• 任务目标:
1 - 用两句话概括下面这段讲回故乡走路的文字。
2 - 接着下面这段讲回故乡走路的文字，从它最后一句后面往下写。

• 文章节选:
六月的太阳,是不肯轻易地带着残红落山的。已经是午后六点多了,它仍斜斜地悬在西南边的天空中。每次回故乡,无论去到哪里,我都更想走着去。故乡有个美丽的名字,也是一座北方很小的城。
从家到小城的任何地方,都不是很远。之所以总想走着去到别的地方,倒不是鄙视故乡的小。而是,在离开故乡的二十多年时间里,总在以几个小时、几公里来计算距离落下的毛病。与老友相约闲坐聊天的地方,在小城西边的江边。沿着江边的公园走,也就十几分钟二十分钟的样子,算不了多远。如果开车过去,用找地方停车的时间,差不多都已经走到了。当然,我也有另外的情结。我想随便走走,看看小时候留下印象的地方现在还在吗?又都怎么样了?

(来自版面数据集的行)
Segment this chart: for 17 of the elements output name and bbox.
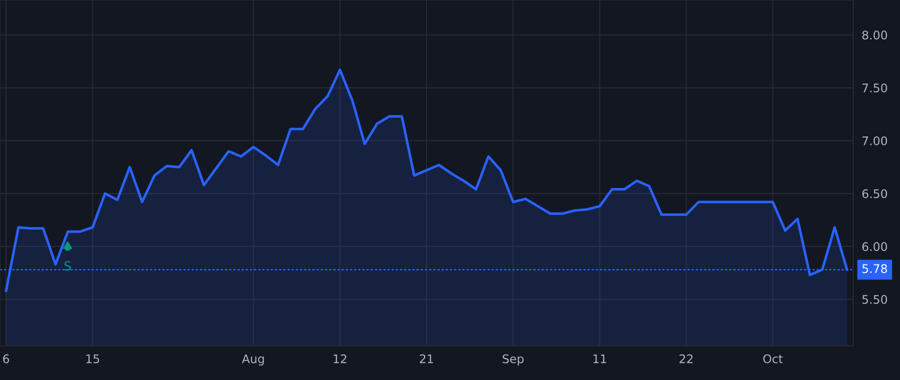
y-tick-label: 6.00 [862, 242, 888, 252]
annotation: S [64, 261, 71, 271]
y-tick-label: 7.50 [862, 83, 888, 92]
y-tick-label: 7.00 [862, 136, 888, 146]
x-tick-label: 15 [86, 354, 100, 364]
x-tick-label: 6 [3, 354, 10, 364]
x-tick-label: Aug [242, 354, 264, 366]
y-tick-label: 8.00 [862, 30, 888, 40]
x-tick-label: 21 [420, 354, 433, 364]
x-tick-label: Sep [502, 354, 524, 366]
ref-line-label: 5.78 [862, 264, 888, 274]
y-tick-label: 6.50 [862, 189, 888, 198]
x-tick-label: 12 [334, 354, 346, 364]
x-tick-label: 11 [593, 354, 606, 364]
x-tick-label: 22 [680, 354, 693, 364]
y-tick-label: 5.50 [862, 294, 888, 304]
x-tick-label: Oct [763, 354, 783, 364]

• 各题答案:
1 - 六月午后六点多，太阳还斜挂在西南天上，文中的“我”每次回到北方那座小城故乡，无论去哪儿都更想走着去。这并非看不起故乡小，而是离乡二十多年养成了用几个小时、几公里算距离的习惯，何况去江边和老友闲聊走路只要十几二十分钟，开车找车位的工夫也差不多，“我”还想顺便看看小时候记得的地方如今是否还在、变成了什么样。

2 -
沿江公园是近些年各届政府相继努力打造的小城人的休闲区。在我没离开故乡之前,江堤的这边全是树林和荒草地。树林和荒草里面只有羊肠小径,没有什么像样的公园。小城里的居民很少像现在这样喜欢到这里来。
观江景的楼群与沿江的垂柳夹着公园,延展了小城的长度。夏天的傍晚,怕是有半城的居民都会聚到沿江公园里来纳凉。或者盛装舞蹈,或者支起音响美美地唱上几首歌,或者只是来江边走走。喜欢钓鱼的人,在水边甩出一两把鱼竿,期待着竿梢轻抖鱼儿上钩。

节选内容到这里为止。